- _Records for this task_
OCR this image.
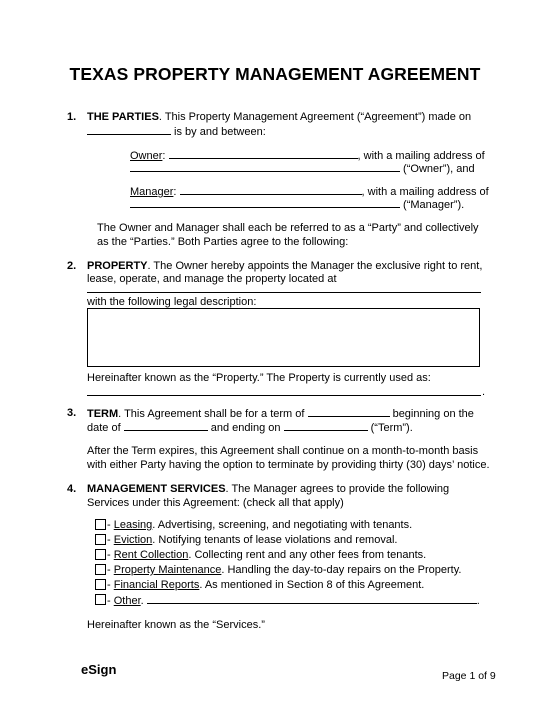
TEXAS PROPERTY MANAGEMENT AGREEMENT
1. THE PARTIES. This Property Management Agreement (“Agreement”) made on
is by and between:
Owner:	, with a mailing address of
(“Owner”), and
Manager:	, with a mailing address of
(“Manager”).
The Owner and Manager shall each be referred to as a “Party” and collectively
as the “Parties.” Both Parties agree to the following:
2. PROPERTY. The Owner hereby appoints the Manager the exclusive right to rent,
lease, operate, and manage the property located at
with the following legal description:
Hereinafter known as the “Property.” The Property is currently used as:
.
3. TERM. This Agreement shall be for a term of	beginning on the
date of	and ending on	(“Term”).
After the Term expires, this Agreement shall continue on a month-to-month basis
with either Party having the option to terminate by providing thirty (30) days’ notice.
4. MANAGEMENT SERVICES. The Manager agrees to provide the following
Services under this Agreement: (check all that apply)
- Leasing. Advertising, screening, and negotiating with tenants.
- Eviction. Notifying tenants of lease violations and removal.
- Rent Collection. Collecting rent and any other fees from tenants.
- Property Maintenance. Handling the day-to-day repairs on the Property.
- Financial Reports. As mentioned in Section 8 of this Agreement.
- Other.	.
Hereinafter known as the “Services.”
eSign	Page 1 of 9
...
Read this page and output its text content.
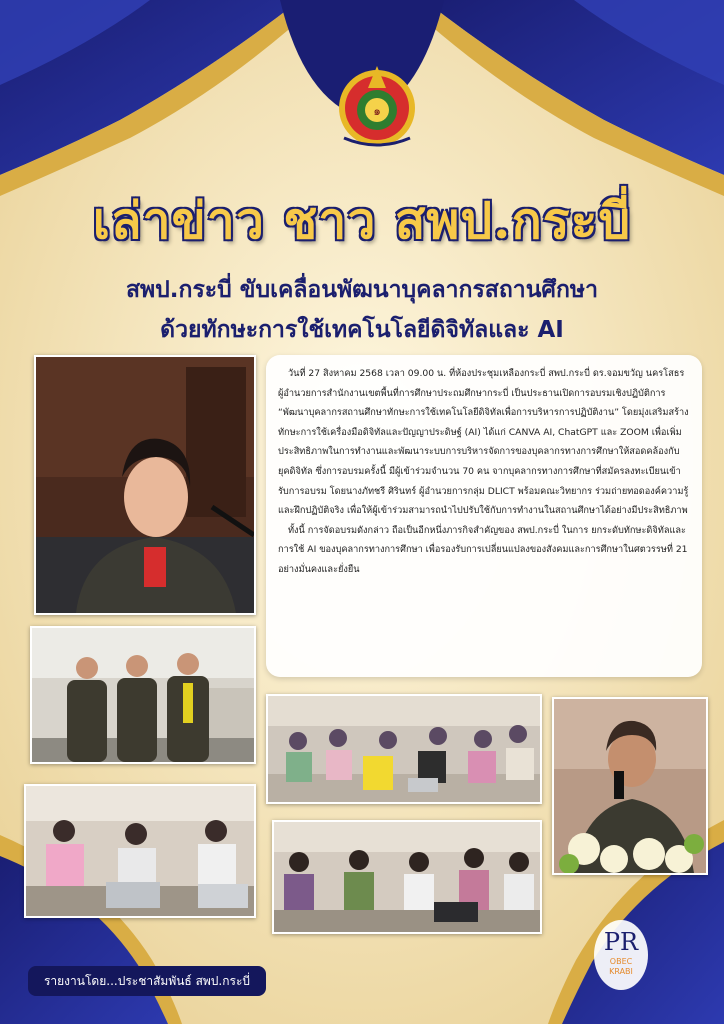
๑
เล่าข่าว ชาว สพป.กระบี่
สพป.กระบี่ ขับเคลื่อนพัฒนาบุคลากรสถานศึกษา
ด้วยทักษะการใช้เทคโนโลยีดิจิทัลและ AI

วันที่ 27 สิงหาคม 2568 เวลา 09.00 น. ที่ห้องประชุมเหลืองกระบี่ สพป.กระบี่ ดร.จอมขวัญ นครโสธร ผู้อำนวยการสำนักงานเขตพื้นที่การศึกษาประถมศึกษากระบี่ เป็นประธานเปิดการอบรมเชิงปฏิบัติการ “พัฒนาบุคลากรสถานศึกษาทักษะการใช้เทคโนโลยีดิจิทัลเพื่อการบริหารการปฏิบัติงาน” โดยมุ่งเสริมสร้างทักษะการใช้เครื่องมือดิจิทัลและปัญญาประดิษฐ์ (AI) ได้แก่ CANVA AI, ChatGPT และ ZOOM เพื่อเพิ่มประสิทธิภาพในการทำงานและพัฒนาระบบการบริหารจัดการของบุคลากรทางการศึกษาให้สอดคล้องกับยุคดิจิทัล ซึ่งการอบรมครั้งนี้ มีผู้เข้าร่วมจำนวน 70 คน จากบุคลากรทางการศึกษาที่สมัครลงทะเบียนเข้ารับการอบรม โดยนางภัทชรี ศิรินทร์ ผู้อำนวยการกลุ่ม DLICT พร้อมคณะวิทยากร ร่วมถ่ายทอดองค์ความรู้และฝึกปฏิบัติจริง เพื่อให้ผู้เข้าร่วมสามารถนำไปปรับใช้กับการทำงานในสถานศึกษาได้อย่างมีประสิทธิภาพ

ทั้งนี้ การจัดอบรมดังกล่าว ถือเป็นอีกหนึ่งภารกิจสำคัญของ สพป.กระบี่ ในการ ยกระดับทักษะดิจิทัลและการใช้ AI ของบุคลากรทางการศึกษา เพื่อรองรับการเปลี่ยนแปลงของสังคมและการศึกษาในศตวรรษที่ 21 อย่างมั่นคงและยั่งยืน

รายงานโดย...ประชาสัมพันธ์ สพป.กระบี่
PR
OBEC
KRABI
...
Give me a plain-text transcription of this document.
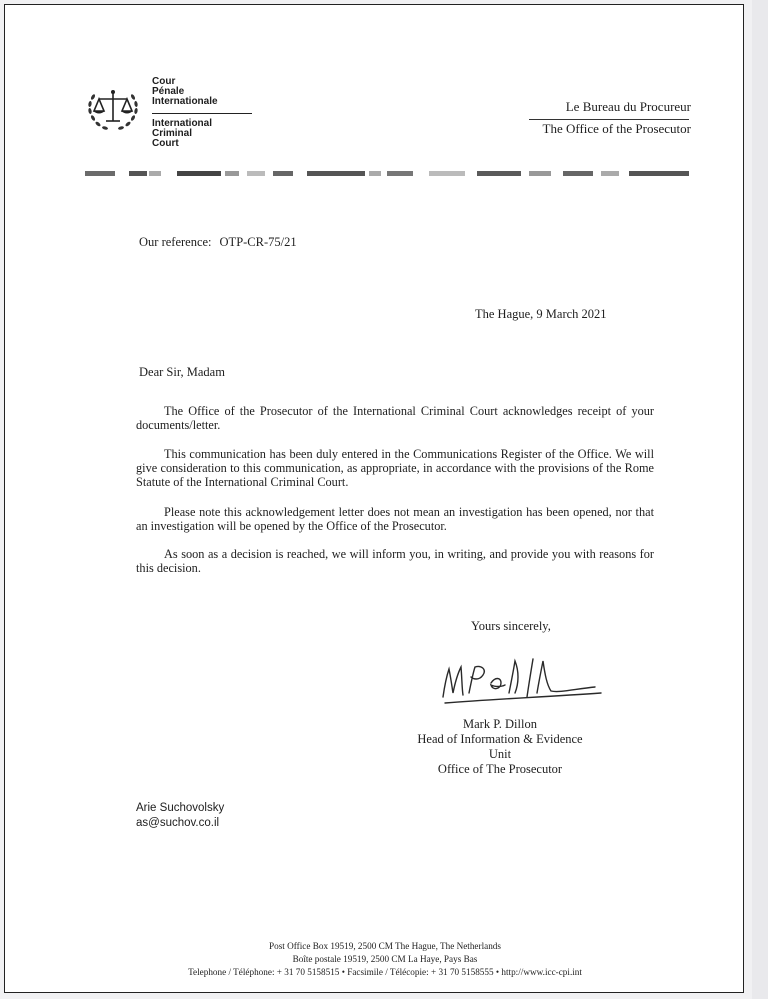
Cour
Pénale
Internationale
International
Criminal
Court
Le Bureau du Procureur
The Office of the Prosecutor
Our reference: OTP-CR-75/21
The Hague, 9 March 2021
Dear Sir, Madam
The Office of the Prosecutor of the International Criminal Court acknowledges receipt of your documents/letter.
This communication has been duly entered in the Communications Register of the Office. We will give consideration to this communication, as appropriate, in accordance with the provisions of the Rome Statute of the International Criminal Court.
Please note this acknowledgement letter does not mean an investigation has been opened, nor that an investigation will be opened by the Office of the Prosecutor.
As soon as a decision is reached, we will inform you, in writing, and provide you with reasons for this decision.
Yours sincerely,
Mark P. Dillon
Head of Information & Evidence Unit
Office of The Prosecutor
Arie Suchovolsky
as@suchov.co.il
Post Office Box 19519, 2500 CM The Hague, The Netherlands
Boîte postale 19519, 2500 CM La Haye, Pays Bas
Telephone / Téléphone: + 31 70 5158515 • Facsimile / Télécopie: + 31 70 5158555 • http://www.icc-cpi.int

- _Task requirements_
Gather each line from the entries above that includes the word "Prosecutor".

- _Written answer_
The Office of the Prosecutor
The Office of the Prosecutor of the International Criminal Court acknowledges receipt of your documents/letter.
Please note this acknowledgement letter does not mean an investigation has been opened, nor that an investigation will be opened by the Office of the Prosecutor.
Office of The Prosecutor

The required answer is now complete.